THE TASK:
Count every line where "molten" occurs. Give the total alone.

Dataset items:
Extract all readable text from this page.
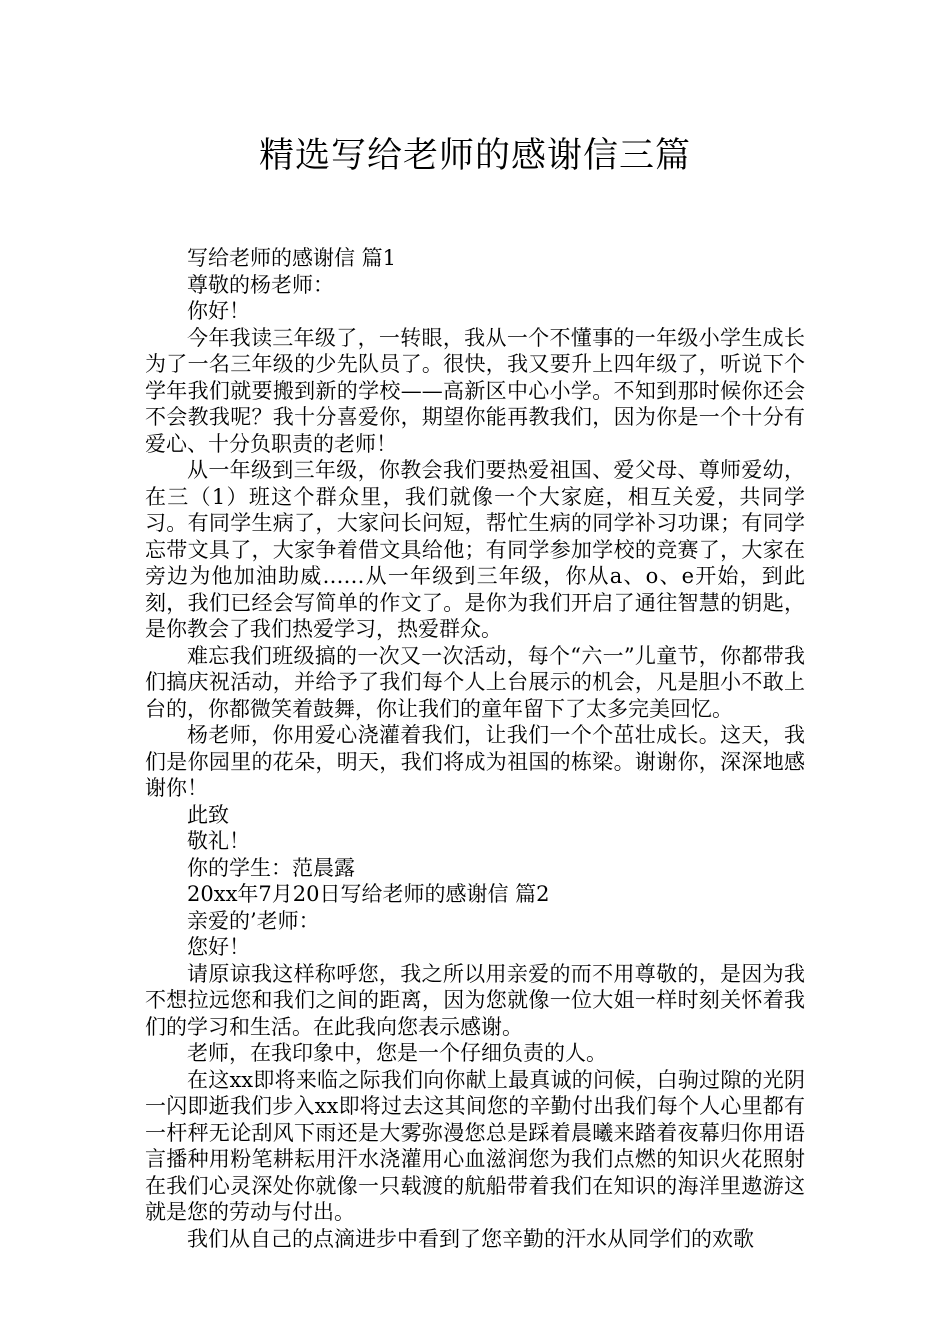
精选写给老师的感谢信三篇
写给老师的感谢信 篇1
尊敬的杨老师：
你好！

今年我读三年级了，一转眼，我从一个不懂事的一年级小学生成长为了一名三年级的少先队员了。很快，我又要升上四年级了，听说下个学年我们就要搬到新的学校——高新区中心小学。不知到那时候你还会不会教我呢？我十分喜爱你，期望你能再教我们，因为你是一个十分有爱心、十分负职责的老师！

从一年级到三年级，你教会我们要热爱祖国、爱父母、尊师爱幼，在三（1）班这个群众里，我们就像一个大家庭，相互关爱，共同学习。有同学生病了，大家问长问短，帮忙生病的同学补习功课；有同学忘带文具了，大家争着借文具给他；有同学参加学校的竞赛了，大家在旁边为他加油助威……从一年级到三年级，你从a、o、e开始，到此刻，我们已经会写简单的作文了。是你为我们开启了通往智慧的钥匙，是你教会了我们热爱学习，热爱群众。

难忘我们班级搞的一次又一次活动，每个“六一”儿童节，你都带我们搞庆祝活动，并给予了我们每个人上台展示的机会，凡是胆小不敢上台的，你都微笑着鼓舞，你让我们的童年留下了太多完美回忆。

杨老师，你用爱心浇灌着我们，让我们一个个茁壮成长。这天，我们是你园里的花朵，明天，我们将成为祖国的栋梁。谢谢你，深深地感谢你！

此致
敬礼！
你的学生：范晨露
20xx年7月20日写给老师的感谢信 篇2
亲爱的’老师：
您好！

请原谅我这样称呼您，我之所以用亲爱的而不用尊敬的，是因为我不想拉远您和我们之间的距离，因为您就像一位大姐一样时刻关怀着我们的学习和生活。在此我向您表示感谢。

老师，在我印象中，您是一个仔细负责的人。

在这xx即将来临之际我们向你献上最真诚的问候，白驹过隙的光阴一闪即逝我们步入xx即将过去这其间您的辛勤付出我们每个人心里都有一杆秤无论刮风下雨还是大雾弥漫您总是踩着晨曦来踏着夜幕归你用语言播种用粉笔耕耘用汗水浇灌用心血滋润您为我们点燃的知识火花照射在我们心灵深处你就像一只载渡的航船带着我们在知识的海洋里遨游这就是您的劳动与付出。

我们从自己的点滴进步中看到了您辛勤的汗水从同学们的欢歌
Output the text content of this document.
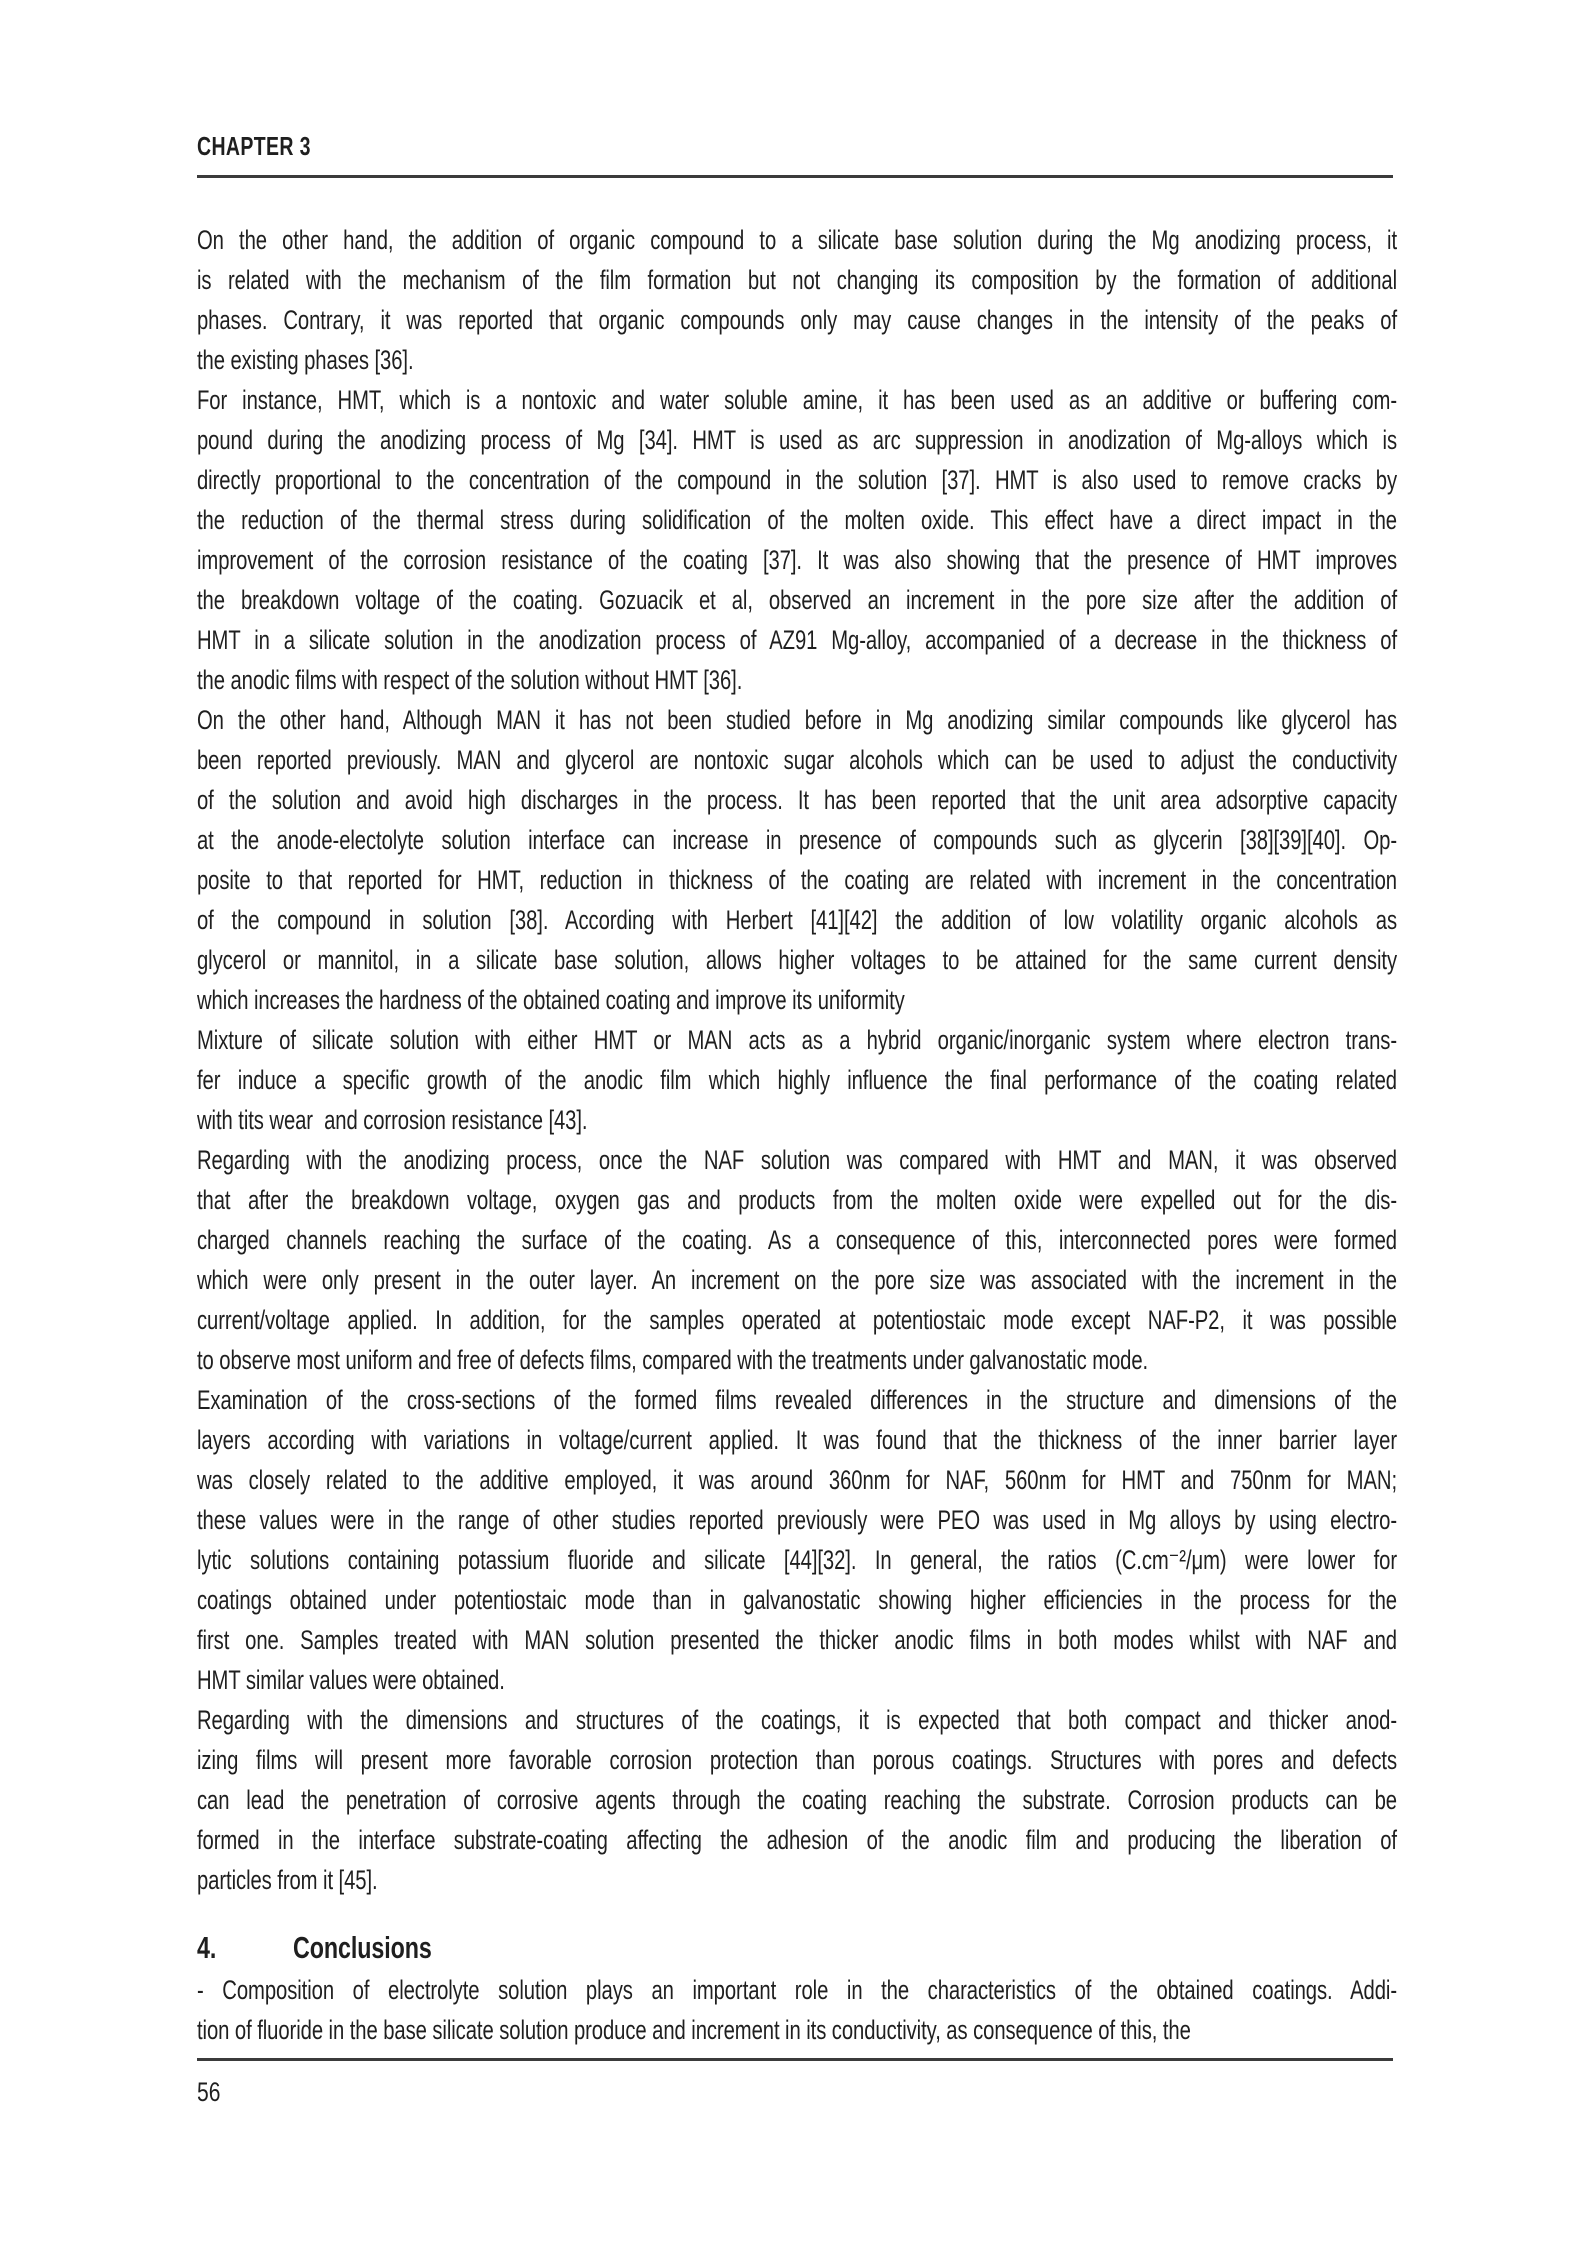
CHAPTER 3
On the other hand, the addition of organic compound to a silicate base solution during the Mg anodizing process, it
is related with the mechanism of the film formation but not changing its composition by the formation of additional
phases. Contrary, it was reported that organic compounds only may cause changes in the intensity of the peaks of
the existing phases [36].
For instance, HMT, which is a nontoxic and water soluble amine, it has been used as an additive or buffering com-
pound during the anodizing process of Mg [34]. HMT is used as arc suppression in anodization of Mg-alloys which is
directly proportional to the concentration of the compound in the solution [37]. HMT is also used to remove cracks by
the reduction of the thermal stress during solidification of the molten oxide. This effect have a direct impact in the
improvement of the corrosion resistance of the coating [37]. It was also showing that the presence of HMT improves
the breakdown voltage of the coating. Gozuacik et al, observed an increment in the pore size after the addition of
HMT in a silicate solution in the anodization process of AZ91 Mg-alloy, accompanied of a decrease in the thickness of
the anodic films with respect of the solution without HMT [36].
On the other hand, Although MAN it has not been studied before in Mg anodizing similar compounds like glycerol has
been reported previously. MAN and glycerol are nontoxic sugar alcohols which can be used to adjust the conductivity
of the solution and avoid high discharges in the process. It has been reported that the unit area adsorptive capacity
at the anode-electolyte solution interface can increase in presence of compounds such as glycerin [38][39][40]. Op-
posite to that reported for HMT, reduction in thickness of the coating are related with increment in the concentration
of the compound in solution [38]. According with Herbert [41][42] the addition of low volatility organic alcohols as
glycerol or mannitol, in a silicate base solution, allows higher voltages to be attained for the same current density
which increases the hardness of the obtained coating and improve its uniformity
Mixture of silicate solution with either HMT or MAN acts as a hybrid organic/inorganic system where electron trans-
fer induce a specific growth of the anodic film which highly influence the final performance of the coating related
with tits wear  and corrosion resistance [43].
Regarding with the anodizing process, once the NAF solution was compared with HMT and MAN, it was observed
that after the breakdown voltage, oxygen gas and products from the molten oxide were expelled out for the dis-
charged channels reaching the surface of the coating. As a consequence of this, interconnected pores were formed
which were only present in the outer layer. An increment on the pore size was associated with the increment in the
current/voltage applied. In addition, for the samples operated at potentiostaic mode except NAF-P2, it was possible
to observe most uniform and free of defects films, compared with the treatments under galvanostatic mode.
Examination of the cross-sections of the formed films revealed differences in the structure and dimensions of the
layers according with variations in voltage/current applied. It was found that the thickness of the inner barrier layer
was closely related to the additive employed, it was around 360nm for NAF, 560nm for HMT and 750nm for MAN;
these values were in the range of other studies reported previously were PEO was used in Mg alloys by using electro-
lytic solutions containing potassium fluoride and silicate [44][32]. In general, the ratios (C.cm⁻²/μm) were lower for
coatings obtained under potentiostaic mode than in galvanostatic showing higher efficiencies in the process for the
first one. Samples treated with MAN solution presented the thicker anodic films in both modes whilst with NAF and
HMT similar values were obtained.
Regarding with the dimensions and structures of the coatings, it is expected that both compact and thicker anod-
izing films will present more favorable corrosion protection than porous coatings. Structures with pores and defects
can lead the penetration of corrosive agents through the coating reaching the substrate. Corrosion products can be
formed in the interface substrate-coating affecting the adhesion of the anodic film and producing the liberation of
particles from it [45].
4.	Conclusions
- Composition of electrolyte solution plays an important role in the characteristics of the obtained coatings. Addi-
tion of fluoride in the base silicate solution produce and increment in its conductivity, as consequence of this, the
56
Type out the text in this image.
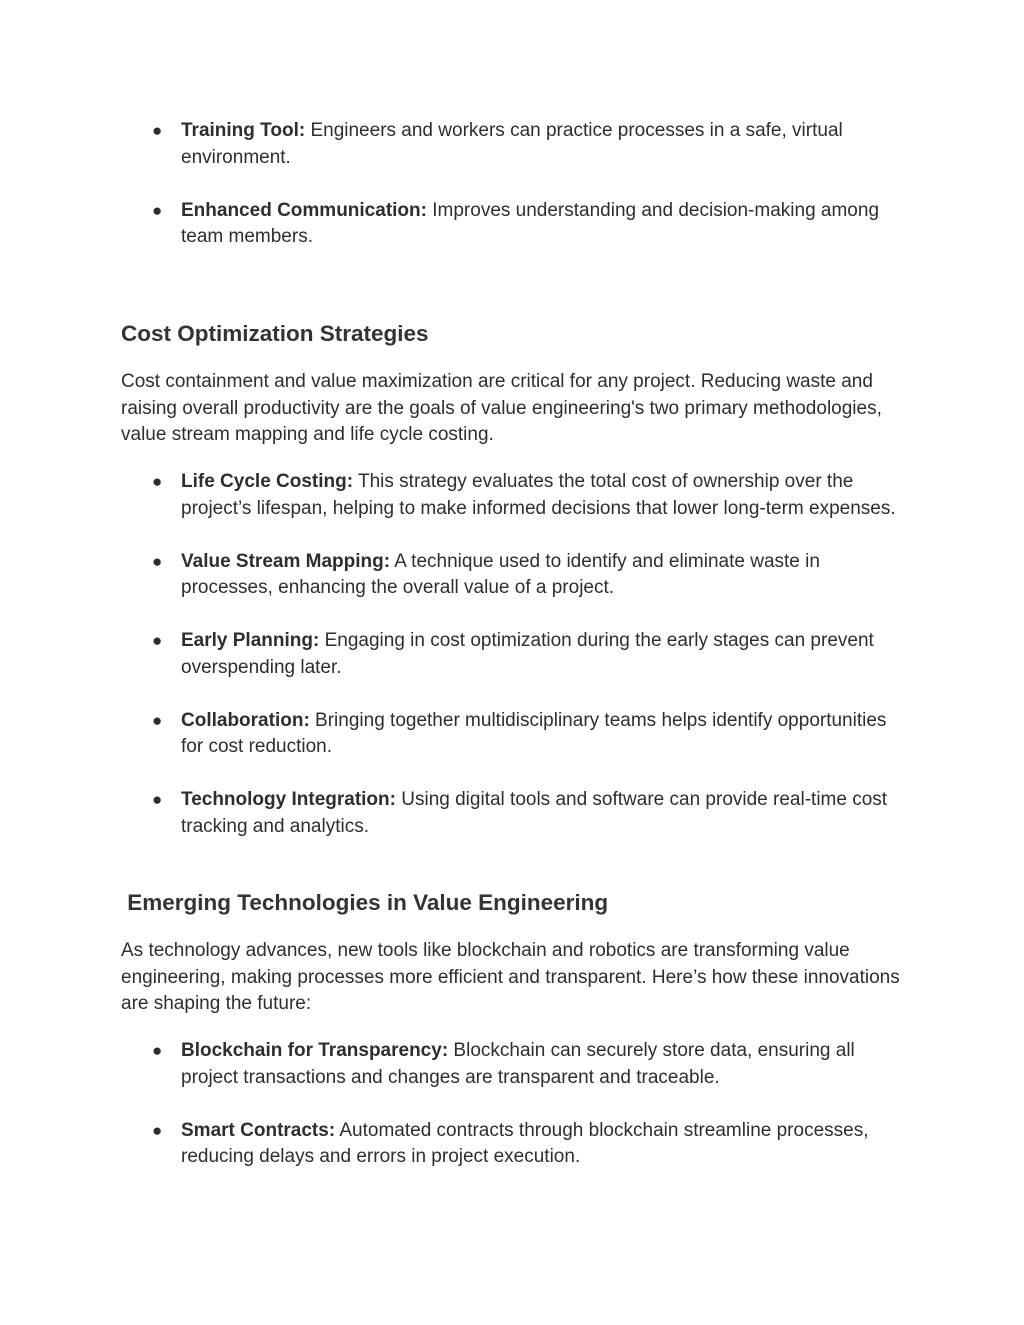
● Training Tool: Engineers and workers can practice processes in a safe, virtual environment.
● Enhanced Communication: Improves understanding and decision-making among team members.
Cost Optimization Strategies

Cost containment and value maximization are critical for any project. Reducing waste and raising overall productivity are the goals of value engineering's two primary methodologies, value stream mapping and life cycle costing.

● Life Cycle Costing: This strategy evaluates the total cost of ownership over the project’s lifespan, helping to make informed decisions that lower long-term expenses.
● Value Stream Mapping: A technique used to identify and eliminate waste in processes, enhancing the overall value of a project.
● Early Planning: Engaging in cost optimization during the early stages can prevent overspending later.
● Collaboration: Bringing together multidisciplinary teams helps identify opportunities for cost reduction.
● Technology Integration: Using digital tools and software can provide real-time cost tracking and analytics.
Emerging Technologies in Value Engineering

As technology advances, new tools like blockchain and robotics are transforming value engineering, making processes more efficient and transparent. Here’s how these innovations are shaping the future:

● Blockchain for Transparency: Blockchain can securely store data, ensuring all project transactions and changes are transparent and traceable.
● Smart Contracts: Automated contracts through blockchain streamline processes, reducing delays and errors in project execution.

SOLUTION TO THE PROBLEM:
2